List every row that contains the word "boxes", treating uppercase and lowercase as different.

"""

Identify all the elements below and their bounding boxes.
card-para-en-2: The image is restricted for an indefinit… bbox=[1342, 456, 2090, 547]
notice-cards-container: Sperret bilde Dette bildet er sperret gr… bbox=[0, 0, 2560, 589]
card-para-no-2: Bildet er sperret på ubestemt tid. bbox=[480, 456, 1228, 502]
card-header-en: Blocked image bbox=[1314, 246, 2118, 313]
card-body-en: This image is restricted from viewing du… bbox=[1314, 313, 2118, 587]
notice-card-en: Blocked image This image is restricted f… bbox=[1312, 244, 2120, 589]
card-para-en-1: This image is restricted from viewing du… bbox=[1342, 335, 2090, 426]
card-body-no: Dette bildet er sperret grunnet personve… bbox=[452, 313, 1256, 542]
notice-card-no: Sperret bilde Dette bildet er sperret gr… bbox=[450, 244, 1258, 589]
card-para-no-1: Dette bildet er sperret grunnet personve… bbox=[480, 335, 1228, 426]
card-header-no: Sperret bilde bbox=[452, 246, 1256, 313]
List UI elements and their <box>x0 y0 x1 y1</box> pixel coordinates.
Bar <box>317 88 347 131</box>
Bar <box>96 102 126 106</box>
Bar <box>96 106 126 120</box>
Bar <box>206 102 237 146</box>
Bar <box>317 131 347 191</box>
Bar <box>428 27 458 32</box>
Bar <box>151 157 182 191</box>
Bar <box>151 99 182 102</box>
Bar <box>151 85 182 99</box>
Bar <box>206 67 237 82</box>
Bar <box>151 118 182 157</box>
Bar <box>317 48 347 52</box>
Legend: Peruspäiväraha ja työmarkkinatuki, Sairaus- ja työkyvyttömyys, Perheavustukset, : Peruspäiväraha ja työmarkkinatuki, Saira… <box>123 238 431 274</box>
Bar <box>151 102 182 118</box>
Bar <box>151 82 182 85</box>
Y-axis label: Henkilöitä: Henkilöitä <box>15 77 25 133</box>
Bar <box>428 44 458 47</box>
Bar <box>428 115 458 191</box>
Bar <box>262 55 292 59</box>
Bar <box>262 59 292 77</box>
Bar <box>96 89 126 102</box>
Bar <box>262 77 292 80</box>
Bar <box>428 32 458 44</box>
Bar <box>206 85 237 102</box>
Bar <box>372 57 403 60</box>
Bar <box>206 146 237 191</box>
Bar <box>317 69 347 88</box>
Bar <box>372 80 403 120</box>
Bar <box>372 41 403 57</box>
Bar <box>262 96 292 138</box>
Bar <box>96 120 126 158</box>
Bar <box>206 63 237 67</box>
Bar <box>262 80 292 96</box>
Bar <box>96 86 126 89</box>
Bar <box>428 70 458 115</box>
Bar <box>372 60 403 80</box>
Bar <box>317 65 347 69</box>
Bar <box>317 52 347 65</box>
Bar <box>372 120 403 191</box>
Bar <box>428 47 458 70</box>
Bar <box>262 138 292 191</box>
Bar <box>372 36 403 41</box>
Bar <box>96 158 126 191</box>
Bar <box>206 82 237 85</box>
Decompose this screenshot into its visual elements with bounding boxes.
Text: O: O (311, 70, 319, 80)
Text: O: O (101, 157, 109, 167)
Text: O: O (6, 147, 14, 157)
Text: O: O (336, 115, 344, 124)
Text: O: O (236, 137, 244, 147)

"""

* _Exercise response_
Identify all the elements below and their bounding boxes.
Decompose this screenshot into its visual elements with bounding boxes.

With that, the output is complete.